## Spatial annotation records
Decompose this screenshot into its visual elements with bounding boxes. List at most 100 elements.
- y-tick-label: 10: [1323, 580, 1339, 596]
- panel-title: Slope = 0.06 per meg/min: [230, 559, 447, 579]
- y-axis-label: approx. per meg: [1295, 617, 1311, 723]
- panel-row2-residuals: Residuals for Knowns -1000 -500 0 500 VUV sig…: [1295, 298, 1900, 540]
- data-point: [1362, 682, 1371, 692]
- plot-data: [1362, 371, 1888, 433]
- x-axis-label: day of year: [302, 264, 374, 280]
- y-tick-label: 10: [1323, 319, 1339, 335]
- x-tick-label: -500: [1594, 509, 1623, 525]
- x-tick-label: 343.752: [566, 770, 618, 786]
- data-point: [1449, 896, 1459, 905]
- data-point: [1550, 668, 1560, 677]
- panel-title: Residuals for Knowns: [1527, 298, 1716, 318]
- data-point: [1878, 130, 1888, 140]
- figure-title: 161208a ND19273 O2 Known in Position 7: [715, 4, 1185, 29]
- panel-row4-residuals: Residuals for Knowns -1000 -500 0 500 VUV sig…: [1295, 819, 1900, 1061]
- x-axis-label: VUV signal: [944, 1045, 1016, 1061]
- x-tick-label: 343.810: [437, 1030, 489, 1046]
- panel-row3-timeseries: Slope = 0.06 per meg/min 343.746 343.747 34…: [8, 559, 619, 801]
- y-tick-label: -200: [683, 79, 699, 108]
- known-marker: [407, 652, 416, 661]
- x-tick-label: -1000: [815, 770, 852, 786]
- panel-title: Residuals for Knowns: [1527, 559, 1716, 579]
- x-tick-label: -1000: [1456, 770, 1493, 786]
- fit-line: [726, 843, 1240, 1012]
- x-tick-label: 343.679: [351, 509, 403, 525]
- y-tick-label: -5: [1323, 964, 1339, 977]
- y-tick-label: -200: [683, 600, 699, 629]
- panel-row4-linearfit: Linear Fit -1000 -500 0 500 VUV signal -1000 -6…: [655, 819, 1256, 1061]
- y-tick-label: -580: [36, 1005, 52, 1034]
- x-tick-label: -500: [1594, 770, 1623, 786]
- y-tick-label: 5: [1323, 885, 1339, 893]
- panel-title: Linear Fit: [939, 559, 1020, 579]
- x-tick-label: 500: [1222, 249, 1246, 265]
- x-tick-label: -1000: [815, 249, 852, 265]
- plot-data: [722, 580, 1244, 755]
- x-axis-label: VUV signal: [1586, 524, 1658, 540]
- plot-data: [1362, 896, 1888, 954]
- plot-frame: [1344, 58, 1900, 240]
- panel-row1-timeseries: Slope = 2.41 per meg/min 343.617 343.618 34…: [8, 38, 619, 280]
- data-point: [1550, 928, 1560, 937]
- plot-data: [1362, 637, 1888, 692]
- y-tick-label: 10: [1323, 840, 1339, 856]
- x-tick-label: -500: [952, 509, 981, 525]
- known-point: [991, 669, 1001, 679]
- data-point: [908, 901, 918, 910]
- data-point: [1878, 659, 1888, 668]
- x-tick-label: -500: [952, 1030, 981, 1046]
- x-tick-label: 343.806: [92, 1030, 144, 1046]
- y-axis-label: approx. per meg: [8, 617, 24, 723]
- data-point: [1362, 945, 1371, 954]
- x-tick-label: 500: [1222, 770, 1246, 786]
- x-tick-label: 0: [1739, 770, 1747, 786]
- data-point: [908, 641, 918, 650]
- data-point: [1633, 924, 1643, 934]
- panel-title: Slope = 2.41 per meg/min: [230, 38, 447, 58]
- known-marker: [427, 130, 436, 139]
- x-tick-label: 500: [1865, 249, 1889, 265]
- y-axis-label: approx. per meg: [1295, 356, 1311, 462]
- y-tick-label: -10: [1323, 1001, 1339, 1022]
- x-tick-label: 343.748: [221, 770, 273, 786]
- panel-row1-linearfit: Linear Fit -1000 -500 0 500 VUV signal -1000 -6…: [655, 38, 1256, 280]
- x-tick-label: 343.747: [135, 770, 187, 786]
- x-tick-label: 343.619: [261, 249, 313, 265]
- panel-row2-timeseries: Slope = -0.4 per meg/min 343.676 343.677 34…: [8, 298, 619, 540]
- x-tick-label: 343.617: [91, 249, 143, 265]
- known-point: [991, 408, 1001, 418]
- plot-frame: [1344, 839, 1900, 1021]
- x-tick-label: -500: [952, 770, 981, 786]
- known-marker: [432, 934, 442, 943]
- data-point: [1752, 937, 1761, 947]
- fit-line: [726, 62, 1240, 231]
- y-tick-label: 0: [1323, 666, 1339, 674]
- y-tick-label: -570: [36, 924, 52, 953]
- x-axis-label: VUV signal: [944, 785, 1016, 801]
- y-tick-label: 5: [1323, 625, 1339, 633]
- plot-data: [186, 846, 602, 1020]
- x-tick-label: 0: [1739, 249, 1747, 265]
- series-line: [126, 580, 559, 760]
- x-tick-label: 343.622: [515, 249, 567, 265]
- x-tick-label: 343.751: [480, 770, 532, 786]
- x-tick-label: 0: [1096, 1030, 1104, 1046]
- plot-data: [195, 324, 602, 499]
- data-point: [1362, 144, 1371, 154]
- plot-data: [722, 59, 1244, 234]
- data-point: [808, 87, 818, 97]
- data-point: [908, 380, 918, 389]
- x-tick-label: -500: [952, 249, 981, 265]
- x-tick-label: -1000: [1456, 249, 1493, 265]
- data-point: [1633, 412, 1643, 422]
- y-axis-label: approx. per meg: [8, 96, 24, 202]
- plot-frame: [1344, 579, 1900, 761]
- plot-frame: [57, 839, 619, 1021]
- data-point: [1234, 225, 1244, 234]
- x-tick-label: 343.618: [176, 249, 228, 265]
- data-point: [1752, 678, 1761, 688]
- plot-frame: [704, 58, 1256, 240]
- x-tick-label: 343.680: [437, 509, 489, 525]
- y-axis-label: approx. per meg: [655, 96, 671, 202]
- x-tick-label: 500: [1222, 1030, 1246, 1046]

## Short problem
Swap "y-tick-label" for "y-axis-tick-label" in the entries from the beginning up to and including the line with "- x-tick-label: -500: [1594, 509, 1623, 525]", and reproduce those lines with nothing else altered.

## Response to the exercise
Decompose this screenshot into its visual elements with bounding boxes. List at most 100 elements.
- y-axis-tick-label: 10: [1323, 580, 1339, 596]
- panel-title: Slope = 0.06 per meg/min: [230, 559, 447, 579]
- y-axis-label: approx. per meg: [1295, 617, 1311, 723]
- panel-row2-residuals: Residuals for Knowns -1000 -500 0 500 VUV sig…: [1295, 298, 1900, 540]
- data-point: [1362, 682, 1371, 692]
- plot-data: [1362, 371, 1888, 433]
- x-axis-label: day of year: [302, 264, 374, 280]
- y-axis-tick-label: 10: [1323, 319, 1339, 335]
- x-tick-label: -500: [1594, 509, 1623, 525]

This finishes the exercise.